• EXERCISE PROMPT: Count how many lines contain "name" and reply with that number only.

— START OF MATERIAL PROVIDED —

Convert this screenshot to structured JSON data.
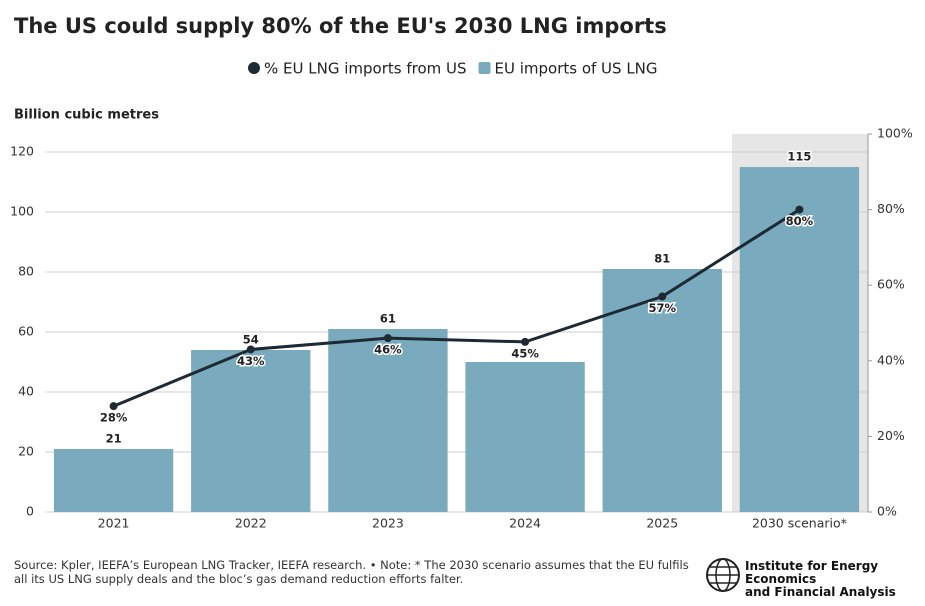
{
  "title": "The US could supply 80% of the EU's 2030 LNG imports",
  "note": "Source: Kpler, IEEFA’s European LNG Tracker, IEEFA research. • Note: * The 2030 scenario assumes that the EU fulfils all its US LNG supply deals and the bloc’s gas demand reduction efforts falter.",
  "logo": [
    "Institute for Energy Economics",
    "and Financial Analysis"
  ],
  "chart_data": {
    "type": "bar",
    "y_label": "Billion cubic metres",
    "categories": [
      "2021",
      "2022",
      "2023",
      "2024",
      "2025",
      "2030 scenario*"
    ],
    "series": [
      {
        "name": "% EU LNG imports from US",
        "type": "line",
        "axis": "y2",
        "color": "#1d2a33",
        "values": [
          28,
          43,
          46,
          45,
          57,
          80
        ],
        "value_labels": [
          "28%",
          "43%",
          "46%",
          "45%",
          "57%",
          "80%"
        ]
      },
      {
        "name": "EU imports of US LNG",
        "type": "bar",
        "color": "#7aaabd",
        "values": [
          21,
          54,
          61,
          50,
          81,
          115
        ],
        "value_labels": [
          "21",
          "54",
          "61",
          null,
          "81",
          "115"
        ]
      }
    ],
    "ylim": [
      0,
      126
    ],
    "yticks": [
      0,
      20,
      40,
      60,
      80,
      100,
      120
    ],
    "y2lim": [
      0,
      100
    ],
    "y2ticks": [
      {
        "value": 0,
        "label": "0%"
      },
      {
        "value": 20,
        "label": "20%"
      },
      {
        "value": 40,
        "label": "40%"
      },
      {
        "value": 60,
        "label": "60%"
      },
      {
        "value": 80,
        "label": "80%"
      },
      {
        "value": 100,
        "label": "100%"
      }
    ],
    "grid": true
  }
}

— END OF MATERIAL PROVIDED —

• TASK ANSWER: 2